▶ [GIVEN PROBLEM]: Tally the lines in the listing below that include "Isıtma". Answer with the count and nothing more.

▶ [STORED RECORDS]:

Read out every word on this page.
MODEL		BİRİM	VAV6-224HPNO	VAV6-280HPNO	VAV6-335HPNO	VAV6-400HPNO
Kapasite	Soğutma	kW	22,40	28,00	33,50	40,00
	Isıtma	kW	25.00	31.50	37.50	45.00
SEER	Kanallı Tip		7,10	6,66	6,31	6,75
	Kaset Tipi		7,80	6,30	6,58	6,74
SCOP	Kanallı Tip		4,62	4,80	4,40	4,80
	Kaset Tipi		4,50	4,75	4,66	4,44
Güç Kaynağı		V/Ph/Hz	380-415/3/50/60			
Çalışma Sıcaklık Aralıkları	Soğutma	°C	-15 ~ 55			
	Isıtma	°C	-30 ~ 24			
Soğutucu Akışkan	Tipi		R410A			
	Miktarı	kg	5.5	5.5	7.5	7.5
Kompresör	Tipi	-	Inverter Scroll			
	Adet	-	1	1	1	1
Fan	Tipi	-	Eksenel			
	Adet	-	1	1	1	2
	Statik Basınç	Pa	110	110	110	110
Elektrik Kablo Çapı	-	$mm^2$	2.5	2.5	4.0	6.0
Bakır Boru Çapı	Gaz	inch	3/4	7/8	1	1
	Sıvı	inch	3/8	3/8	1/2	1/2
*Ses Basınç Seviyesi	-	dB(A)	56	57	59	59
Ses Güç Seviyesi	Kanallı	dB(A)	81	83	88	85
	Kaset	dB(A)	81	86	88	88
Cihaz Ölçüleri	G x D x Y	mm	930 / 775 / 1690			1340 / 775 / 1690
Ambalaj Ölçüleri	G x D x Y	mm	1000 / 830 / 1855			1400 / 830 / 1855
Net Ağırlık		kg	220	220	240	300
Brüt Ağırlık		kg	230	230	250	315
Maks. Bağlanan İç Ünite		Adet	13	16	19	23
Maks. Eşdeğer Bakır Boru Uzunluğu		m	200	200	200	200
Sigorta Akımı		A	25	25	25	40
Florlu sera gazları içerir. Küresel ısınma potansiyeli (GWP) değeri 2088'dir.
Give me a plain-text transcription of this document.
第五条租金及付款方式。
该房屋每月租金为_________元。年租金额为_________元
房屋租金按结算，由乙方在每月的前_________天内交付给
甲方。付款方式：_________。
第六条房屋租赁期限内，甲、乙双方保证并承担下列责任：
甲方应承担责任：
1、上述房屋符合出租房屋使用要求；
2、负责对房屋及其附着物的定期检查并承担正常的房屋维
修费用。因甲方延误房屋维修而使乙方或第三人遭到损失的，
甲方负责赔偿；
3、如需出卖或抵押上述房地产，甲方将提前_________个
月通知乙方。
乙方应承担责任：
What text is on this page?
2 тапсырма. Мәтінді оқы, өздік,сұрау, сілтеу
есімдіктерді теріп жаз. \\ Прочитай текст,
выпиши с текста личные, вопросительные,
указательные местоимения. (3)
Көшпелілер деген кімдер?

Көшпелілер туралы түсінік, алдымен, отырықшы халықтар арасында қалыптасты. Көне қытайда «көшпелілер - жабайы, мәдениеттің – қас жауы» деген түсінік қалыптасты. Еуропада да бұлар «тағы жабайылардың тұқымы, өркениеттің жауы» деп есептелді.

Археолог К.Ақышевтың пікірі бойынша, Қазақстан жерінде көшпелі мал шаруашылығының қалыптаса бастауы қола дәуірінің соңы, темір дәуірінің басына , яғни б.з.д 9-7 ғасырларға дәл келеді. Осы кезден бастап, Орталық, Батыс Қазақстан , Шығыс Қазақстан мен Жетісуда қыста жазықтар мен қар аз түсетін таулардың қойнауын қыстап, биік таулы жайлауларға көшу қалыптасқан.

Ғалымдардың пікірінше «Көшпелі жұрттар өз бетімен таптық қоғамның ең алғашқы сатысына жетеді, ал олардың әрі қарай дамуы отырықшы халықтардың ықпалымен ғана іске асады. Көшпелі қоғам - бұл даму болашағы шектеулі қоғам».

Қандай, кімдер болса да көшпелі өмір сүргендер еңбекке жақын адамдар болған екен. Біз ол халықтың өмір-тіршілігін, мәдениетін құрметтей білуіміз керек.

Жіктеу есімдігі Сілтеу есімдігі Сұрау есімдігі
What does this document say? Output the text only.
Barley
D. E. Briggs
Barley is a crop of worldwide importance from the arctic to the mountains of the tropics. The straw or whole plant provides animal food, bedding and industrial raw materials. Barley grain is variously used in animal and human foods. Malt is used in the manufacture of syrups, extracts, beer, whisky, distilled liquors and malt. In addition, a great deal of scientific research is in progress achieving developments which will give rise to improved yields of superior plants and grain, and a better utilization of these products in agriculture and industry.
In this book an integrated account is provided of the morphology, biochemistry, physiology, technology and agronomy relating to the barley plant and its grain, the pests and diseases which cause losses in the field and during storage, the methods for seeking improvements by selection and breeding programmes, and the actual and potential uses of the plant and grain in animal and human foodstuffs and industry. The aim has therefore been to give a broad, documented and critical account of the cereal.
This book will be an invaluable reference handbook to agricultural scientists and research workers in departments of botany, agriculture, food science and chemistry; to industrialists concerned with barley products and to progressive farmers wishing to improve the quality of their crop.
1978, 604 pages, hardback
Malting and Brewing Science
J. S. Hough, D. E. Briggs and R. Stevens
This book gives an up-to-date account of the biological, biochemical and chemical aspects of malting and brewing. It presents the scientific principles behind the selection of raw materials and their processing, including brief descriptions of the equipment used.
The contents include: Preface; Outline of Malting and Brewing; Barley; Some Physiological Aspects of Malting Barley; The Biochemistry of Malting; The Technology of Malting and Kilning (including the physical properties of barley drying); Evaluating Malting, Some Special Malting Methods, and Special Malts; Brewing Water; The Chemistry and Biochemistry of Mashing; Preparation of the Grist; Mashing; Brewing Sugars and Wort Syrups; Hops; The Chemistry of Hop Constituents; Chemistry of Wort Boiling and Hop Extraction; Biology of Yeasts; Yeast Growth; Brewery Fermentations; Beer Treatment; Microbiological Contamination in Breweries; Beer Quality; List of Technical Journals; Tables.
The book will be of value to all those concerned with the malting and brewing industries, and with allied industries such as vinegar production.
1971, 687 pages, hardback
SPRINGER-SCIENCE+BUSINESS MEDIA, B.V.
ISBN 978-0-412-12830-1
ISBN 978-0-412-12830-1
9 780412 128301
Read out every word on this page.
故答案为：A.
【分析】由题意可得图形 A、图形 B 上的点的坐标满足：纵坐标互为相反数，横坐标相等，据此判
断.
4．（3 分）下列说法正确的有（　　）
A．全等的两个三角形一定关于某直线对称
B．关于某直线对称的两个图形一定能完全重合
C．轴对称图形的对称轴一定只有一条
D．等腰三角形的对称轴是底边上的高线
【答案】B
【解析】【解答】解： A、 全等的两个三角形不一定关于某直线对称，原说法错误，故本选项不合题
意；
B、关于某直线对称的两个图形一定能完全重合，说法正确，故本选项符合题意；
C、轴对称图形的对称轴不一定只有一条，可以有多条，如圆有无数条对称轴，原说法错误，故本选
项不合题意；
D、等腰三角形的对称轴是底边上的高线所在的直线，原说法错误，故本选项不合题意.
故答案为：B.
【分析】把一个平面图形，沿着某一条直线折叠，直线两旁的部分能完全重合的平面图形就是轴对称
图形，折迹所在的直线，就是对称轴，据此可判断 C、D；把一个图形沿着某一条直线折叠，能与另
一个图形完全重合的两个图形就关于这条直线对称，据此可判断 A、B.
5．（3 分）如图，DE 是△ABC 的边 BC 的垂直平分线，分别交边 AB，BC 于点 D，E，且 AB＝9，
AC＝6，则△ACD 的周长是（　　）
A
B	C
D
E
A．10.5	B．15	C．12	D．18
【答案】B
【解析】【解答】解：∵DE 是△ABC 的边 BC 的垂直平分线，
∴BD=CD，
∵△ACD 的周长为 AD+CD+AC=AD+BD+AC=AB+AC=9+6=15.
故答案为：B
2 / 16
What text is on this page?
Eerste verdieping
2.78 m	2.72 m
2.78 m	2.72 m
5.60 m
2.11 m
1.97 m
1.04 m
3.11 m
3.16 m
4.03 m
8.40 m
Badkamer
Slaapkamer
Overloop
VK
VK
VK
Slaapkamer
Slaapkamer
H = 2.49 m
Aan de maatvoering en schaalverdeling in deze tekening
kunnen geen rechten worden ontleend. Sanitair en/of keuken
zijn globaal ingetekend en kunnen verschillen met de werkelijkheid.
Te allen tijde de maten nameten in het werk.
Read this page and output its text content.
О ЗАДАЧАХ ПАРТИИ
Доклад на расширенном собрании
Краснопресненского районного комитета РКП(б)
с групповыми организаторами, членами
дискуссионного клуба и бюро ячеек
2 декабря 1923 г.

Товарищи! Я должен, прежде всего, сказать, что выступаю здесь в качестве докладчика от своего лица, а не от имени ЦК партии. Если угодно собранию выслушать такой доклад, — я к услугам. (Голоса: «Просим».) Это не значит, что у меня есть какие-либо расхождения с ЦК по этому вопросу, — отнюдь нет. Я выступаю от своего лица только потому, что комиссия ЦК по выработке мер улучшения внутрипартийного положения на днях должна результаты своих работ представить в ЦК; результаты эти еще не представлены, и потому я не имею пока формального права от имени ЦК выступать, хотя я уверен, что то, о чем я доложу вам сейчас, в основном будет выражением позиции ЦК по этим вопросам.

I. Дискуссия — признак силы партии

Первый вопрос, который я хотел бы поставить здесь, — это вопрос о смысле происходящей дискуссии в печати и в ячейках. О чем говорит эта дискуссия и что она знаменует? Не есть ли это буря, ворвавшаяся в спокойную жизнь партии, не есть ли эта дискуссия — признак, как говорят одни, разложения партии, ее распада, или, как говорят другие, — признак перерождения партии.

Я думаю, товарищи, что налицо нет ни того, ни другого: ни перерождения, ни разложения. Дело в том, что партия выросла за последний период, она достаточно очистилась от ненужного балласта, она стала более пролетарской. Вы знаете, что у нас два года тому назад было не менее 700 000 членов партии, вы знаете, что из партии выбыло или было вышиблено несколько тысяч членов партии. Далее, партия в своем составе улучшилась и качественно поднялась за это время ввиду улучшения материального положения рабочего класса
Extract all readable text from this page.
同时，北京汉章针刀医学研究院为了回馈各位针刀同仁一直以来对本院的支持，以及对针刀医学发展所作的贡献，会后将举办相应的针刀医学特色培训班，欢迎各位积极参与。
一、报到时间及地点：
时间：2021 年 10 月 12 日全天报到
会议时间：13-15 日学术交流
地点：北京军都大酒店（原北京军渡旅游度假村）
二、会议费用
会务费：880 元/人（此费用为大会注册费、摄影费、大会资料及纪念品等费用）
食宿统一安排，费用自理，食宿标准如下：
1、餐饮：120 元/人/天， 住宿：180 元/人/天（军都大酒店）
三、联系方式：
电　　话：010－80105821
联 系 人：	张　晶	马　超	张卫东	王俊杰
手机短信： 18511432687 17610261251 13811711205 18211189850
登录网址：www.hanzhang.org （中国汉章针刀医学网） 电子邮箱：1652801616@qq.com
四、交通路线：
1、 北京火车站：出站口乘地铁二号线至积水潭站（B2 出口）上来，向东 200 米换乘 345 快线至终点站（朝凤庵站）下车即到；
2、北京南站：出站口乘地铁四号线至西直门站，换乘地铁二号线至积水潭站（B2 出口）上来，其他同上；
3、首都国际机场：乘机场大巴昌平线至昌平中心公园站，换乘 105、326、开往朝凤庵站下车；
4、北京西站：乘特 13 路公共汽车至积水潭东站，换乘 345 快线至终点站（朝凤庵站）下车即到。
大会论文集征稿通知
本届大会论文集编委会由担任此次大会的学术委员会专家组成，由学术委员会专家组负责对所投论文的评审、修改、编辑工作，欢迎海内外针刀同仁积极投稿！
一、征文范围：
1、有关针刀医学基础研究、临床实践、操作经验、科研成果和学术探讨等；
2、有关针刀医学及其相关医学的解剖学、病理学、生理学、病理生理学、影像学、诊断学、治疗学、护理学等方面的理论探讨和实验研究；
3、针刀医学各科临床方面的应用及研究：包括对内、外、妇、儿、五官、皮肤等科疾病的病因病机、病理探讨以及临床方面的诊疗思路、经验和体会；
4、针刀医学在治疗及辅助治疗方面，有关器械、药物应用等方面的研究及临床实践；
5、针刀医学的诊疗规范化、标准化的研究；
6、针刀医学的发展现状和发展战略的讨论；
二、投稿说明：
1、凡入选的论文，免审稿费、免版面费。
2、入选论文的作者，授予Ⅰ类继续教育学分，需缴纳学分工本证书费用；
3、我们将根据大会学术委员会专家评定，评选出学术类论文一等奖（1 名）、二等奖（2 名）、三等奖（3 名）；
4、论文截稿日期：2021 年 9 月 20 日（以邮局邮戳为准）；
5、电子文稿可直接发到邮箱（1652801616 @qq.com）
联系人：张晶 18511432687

▶ [SOLUTION TO THE PROBLEM]: 2